▶ Exercise prompt: Below is some material; transcribe all of it exactly.

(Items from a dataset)

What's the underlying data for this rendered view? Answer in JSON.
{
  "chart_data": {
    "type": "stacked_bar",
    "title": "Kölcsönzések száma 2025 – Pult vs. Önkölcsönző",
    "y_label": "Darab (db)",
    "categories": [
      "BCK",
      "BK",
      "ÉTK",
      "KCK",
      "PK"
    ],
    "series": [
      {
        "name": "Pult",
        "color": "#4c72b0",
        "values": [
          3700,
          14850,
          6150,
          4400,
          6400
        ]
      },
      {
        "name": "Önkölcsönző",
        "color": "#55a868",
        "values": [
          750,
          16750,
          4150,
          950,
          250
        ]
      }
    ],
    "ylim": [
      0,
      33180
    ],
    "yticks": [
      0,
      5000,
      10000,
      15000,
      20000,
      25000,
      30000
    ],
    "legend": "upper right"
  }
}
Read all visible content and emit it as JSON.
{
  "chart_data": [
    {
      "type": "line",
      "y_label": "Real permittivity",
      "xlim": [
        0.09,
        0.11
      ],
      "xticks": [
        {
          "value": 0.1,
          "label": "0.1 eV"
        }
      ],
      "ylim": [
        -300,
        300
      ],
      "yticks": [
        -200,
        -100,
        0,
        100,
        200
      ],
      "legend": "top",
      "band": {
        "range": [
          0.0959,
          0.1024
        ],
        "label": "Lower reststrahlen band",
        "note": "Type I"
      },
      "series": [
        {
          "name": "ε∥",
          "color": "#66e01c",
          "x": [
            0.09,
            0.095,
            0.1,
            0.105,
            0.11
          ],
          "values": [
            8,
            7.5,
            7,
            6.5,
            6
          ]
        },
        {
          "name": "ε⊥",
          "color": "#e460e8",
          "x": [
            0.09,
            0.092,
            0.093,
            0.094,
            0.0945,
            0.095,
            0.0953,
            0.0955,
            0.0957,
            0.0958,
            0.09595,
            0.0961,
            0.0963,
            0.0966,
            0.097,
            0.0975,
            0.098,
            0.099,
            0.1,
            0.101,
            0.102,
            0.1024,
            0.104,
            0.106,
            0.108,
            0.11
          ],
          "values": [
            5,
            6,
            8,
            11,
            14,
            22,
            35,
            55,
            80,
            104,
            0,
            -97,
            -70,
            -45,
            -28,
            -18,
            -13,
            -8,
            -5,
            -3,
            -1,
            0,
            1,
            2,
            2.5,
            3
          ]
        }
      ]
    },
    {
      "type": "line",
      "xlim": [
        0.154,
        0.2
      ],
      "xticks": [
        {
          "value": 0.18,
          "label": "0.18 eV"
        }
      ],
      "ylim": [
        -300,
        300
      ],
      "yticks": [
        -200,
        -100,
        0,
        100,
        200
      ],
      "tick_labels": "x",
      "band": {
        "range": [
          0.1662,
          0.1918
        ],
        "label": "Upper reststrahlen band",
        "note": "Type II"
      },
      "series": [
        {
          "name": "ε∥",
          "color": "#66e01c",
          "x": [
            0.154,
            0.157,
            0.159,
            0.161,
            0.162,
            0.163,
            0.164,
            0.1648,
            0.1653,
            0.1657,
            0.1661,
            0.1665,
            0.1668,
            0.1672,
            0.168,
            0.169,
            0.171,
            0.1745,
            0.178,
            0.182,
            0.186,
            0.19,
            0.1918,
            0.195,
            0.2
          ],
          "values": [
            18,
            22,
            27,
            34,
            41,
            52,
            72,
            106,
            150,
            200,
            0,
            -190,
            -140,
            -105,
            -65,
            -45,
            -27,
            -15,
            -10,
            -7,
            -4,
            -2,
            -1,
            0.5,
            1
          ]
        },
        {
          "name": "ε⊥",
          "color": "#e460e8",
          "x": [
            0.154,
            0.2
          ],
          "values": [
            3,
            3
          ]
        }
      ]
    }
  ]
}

▶ Full output:
What's the underlying data for this rendered view? Answer in JSON.
{
  "chart_data": {
    "type": "stacked_bar",
    "title": "Kölcsönzések száma 2025 – Pult vs. Önkölcsönző",
    "y_label": "Darab (db)",
    "categories": [
      "BCK",
      "BK",
      "ÉTK",
      "KCK",
      "PK"
    ],
    "series": [
      {
        "name": "Pult",
        "color": "#4c72b0",
        "values": [
          3700,
          14850,
          6150,
          4400,
          6400
        ]
      },
      {
        "name": "Önkölcsönző",
        "color": "#55a868",
        "values": [
          750,
          16750,
          4150,
          950,
          250
        ]
      }
    ],
    "ylim": [
      0,
      33180
    ],
    "yticks": [
      0,
      5000,
      10000,
      15000,
      20000,
      25000,
      30000
    ],
    "legend": "upper right"
  }
}
Read all visible content and emit it as JSON.
{
  "chart_data": [
    {
      "type": "line",
      "y_label": "Real permittivity",
      "xlim": [
        0.09,
        0.11
      ],
      "xticks": [
        {
          "value": 0.1,
          "label": "0.1 eV"
        }
      ],
      "ylim": [
        -300,
        300
      ],
      "yticks": [
        -200,
        -100,
        0,
        100,
        200
      ],
      "legend": "top",
      "band": {
        "range": [
          0.0959,
          0.1024
        ],
        "label": "Lower reststrahlen band",
        "note": "Type I"
      },
      "series": [
        {
          "name": "ε∥",
          "color": "#66e01c",
          "x": [
            0.09,
            0.095,
            0.1,
            0.105,
            0.11
          ],
          "values": [
            8,
            7.5,
            7,
            6.5,
            6
          ]
        },
        {
          "name": "ε⊥",
          "color": "#e460e8",
          "x": [
            0.09,
            0.092,
            0.093,
            0.094,
            0.0945,
            0.095,
            0.0953,
            0.0955,
            0.0957,
            0.0958,
            0.09595,
            0.0961,
            0.0963,
            0.0966,
            0.097,
            0.0975,
            0.098,
            0.099,
            0.1,
            0.101,
            0.102,
            0.1024,
            0.104,
            0.106,
            0.108,
            0.11
          ],
          "values": [
            5,
            6,
            8,
            11,
            14,
            22,
            35,
            55,
            80,
            104,
            0,
            -97,
            -70,
            -45,
            -28,
            -18,
            -13,
            -8,
            -5,
            -3,
            -1,
            0,
            1,
            2,
            2.5,
            3
          ]
        }
      ]
    },
    {
      "type": "line",
      "xlim": [
        0.154,
        0.2
      ],
      "xticks": [
        {
          "value": 0.18,
          "label": "0.18 eV"
        }
      ],
      "ylim": [
        -300,
        300
      ],
      "yticks": [
        -200,
        -100,
        0,
        100,
        200
      ],
      "tick_labels": "x",
      "band": {
        "range": [
          0.1662,
          0.1918
        ],
        "label": "Upper reststrahlen band",
        "note": "Type II"
      },
      "series": [
        {
          "name": "ε∥",
          "color": "#66e01c",
          "x": [
            0.154,
            0.157,
            0.159,
            0.161,
            0.162,
            0.163,
            0.164,
            0.1648,
            0.1653,
            0.1657,
            0.1661,
            0.1665,
            0.1668,
            0.1672,
            0.168,
            0.169,
            0.171,
            0.1745,
            0.178,
            0.182,
            0.186,
            0.19,
            0.1918,
            0.195,
            0.2
          ],
          "values": [
            18,
            22,
            27,
            34,
            41,
            52,
            72,
            106,
            150,
            200,
            0,
            -190,
            -140,
            -105,
            -65,
            -45,
            -27,
            -15,
            -10,
            -7,
            -4,
            -2,
            -1,
            0.5,
            1
          ]
        },
        {
          "name": "ε⊥",
          "color": "#e460e8",
          "x": [
            0.154,
            0.2
          ],
          "values": [
            3,
            3
          ]
        }
      ]
    }
  ]
}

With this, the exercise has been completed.